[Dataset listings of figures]

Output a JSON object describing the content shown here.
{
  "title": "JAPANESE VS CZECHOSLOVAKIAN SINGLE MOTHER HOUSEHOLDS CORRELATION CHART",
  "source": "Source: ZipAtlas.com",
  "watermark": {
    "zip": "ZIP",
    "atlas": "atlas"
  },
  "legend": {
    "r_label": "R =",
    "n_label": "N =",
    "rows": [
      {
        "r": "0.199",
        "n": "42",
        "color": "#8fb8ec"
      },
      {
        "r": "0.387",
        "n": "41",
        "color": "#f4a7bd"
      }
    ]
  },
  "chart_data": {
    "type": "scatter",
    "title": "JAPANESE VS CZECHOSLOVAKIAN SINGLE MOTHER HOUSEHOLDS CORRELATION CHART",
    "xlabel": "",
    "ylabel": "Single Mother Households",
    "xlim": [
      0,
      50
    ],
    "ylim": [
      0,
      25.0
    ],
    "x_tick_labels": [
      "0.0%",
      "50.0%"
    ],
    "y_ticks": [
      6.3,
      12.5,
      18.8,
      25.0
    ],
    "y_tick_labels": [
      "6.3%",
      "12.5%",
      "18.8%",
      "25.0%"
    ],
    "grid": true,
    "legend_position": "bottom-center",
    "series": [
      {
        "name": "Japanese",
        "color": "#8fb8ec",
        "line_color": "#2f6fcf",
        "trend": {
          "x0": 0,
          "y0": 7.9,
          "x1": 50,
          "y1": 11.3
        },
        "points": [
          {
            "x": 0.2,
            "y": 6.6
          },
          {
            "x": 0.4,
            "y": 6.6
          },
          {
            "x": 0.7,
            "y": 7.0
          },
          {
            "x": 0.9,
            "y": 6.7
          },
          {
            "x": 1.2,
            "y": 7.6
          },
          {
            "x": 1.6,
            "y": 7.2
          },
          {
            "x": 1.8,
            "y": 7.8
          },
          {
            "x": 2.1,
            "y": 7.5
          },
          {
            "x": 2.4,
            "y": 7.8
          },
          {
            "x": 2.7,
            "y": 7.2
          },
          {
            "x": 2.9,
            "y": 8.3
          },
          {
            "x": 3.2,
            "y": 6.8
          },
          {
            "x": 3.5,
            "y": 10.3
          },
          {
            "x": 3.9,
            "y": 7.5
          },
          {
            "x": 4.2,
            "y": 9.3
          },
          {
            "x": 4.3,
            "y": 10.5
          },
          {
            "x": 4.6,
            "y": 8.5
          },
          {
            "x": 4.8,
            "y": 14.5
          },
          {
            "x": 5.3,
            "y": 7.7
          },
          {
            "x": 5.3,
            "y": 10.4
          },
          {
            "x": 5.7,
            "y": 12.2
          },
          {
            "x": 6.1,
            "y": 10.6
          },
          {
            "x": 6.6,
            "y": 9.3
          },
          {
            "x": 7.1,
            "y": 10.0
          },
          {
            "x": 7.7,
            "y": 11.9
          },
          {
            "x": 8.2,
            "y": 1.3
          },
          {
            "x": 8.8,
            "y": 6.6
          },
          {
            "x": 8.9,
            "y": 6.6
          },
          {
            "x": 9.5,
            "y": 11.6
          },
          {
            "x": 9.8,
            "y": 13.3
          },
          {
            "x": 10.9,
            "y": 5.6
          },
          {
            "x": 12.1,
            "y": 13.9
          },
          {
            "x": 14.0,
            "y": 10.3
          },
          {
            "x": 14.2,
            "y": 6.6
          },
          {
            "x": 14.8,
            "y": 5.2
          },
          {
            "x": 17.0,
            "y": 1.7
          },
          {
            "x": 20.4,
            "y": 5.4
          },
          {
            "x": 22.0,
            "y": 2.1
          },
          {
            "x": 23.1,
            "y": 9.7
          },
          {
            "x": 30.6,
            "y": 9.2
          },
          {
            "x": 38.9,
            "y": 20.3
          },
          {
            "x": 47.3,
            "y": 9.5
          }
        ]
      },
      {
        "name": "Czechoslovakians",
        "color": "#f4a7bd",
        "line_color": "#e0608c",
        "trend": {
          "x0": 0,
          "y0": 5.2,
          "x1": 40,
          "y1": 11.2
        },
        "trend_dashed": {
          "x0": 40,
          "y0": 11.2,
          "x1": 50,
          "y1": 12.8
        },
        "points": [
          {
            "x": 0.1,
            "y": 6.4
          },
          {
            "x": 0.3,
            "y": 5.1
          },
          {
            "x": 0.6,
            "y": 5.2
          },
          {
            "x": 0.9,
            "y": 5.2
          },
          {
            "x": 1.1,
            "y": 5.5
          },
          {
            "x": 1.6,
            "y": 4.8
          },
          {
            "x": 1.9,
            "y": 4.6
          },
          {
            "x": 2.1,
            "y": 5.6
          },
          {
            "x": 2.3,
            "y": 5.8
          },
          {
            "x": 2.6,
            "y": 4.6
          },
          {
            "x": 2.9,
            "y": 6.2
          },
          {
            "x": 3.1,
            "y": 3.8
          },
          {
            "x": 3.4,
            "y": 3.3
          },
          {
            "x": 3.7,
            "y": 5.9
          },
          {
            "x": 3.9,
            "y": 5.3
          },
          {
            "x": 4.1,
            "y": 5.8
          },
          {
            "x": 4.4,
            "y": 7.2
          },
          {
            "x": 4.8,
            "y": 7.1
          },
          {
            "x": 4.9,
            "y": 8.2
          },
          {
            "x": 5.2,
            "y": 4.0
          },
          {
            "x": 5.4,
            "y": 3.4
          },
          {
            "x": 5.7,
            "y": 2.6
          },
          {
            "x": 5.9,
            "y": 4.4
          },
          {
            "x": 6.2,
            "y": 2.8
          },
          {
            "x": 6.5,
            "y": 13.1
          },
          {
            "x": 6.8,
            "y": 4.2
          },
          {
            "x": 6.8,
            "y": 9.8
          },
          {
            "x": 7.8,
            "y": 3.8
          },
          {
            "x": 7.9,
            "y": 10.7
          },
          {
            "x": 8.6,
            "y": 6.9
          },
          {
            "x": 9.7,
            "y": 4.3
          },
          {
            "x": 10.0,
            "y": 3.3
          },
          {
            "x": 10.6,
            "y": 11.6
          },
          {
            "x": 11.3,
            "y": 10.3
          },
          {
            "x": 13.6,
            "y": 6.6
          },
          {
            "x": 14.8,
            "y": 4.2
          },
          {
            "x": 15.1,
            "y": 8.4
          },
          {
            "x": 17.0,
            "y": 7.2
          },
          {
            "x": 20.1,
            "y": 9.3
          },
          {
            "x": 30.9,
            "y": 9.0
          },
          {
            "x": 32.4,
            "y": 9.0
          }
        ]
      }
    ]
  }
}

◆ THE PROBLEM:
Repeat all of the records above exactly as they appear.

◆ WRITTEN REPLY:
Output a JSON object describing the content shown here.
{
  "title": "JAPANESE VS CZECHOSLOVAKIAN SINGLE MOTHER HOUSEHOLDS CORRELATION CHART",
  "source": "Source: ZipAtlas.com",
  "watermark": {
    "zip": "ZIP",
    "atlas": "atlas"
  },
  "legend": {
    "r_label": "R =",
    "n_label": "N =",
    "rows": [
      {
        "r": "0.199",
        "n": "42",
        "color": "#8fb8ec"
      },
      {
        "r": "0.387",
        "n": "41",
        "color": "#f4a7bd"
      }
    ]
  },
  "chart_data": {
    "type": "scatter",
    "title": "JAPANESE VS CZECHOSLOVAKIAN SINGLE MOTHER HOUSEHOLDS CORRELATION CHART",
    "xlabel": "",
    "ylabel": "Single Mother Households",
    "xlim": [
      0,
      50
    ],
    "ylim": [
      0,
      25.0
    ],
    "x_tick_labels": [
      "0.0%",
      "50.0%"
    ],
    "y_ticks": [
      6.3,
      12.5,
      18.8,
      25.0
    ],
    "y_tick_labels": [
      "6.3%",
      "12.5%",
      "18.8%",
      "25.0%"
    ],
    "grid": true,
    "legend_position": "bottom-center",
    "series": [
      {
        "name": "Japanese",
        "color": "#8fb8ec",
        "line_color": "#2f6fcf",
        "trend": {
          "x0": 0,
          "y0": 7.9,
          "x1": 50,
          "y1": 11.3
        },
        "points": [
          {
            "x": 0.2,
            "y": 6.6
          },
          {
            "x": 0.4,
            "y": 6.6
          },
          {
            "x": 0.7,
            "y": 7.0
          },
          {
            "x": 0.9,
            "y": 6.7
          },
          {
            "x": 1.2,
            "y": 7.6
          },
          {
            "x": 1.6,
            "y": 7.2
          },
          {
            "x": 1.8,
            "y": 7.8
          },
          {
            "x": 2.1,
            "y": 7.5
          },
          {
            "x": 2.4,
            "y": 7.8
          },
          {
            "x": 2.7,
            "y": 7.2
          },
          {
            "x": 2.9,
            "y": 8.3
          },
          {
            "x": 3.2,
            "y": 6.8
          },
          {
            "x": 3.5,
            "y": 10.3
          },
          {
            "x": 3.9,
            "y": 7.5
          },
          {
            "x": 4.2,
            "y": 9.3
          },
          {
            "x": 4.3,
            "y": 10.5
          },
          {
            "x": 4.6,
            "y": 8.5
          },
          {
            "x": 4.8,
            "y": 14.5
          },
          {
            "x": 5.3,
            "y": 7.7
          },
          {
            "x": 5.3,
            "y": 10.4
          },
          {
            "x": 5.7,
            "y": 12.2
          },
          {
            "x": 6.1,
            "y": 10.6
          },
          {
            "x": 6.6,
            "y": 9.3
          },
          {
            "x": 7.1,
            "y": 10.0
          },
          {
            "x": 7.7,
            "y": 11.9
          },
          {
            "x": 8.2,
            "y": 1.3
          },
          {
            "x": 8.8,
            "y": 6.6
          },
          {
            "x": 8.9,
            "y": 6.6
          },
          {
            "x": 9.5,
            "y": 11.6
          },
          {
            "x": 9.8,
            "y": 13.3
          },
          {
            "x": 10.9,
            "y": 5.6
          },
          {
            "x": 12.1,
            "y": 13.9
          },
          {
            "x": 14.0,
            "y": 10.3
          },
          {
            "x": 14.2,
            "y": 6.6
          },
          {
            "x": 14.8,
            "y": 5.2
          },
          {
            "x": 17.0,
            "y": 1.7
          },
          {
            "x": 20.4,
            "y": 5.4
          },
          {
            "x": 22.0,
            "y": 2.1
          },
          {
            "x": 23.1,
            "y": 9.7
          },
          {
            "x": 30.6,
            "y": 9.2
          },
          {
            "x": 38.9,
            "y": 20.3
          },
          {
            "x": 47.3,
            "y": 9.5
          }
        ]
      },
      {
        "name": "Czechoslovakians",
        "color": "#f4a7bd",
        "line_color": "#e0608c",
        "trend": {
          "x0": 0,
          "y0": 5.2,
          "x1": 40,
          "y1": 11.2
        },
        "trend_dashed": {
          "x0": 40,
          "y0": 11.2,
          "x1": 50,
          "y1": 12.8
        },
        "points": [
          {
            "x": 0.1,
            "y": 6.4
          },
          {
            "x": 0.3,
            "y": 5.1
          },
          {
            "x": 0.6,
            "y": 5.2
          },
          {
            "x": 0.9,
            "y": 5.2
          },
          {
            "x": 1.1,
            "y": 5.5
          },
          {
            "x": 1.6,
            "y": 4.8
          },
          {
            "x": 1.9,
            "y": 4.6
          },
          {
            "x": 2.1,
            "y": 5.6
          },
          {
            "x": 2.3,
            "y": 5.8
          },
          {
            "x": 2.6,
            "y": 4.6
          },
          {
            "x": 2.9,
            "y": 6.2
          },
          {
            "x": 3.1,
            "y": 3.8
          },
          {
            "x": 3.4,
            "y": 3.3
          },
          {
            "x": 3.7,
            "y": 5.9
          },
          {
            "x": 3.9,
            "y": 5.3
          },
          {
            "x": 4.1,
            "y": 5.8
          },
          {
            "x": 4.4,
            "y": 7.2
          },
          {
            "x": 4.8,
            "y": 7.1
          },
          {
            "x": 4.9,
            "y": 8.2
          },
          {
            "x": 5.2,
            "y": 4.0
          },
          {
            "x": 5.4,
            "y": 3.4
          },
          {
            "x": 5.7,
            "y": 2.6
          },
          {
            "x": 5.9,
            "y": 4.4
          },
          {
            "x": 6.2,
            "y": 2.8
          },
          {
            "x": 6.5,
            "y": 13.1
          },
          {
            "x": 6.8,
            "y": 4.2
          },
          {
            "x": 6.8,
            "y": 9.8
          },
          {
            "x": 7.8,
            "y": 3.8
          },
          {
            "x": 7.9,
            "y": 10.7
          },
          {
            "x": 8.6,
            "y": 6.9
          },
          {
            "x": 9.7,
            "y": 4.3
          },
          {
            "x": 10.0,
            "y": 3.3
          },
          {
            "x": 10.6,
            "y": 11.6
          },
          {
            "x": 11.3,
            "y": 10.3
          },
          {
            "x": 13.6,
            "y": 6.6
          },
          {
            "x": 14.8,
            "y": 4.2
          },
          {
            "x": 15.1,
            "y": 8.4
          },
          {
            "x": 17.0,
            "y": 7.2
          },
          {
            "x": 20.1,
            "y": 9.3
          },
          {
            "x": 30.9,
            "y": 9.0
          },
          {
            "x": 32.4,
            "y": 9.0
          }
        ]
      }
    ]
  }
}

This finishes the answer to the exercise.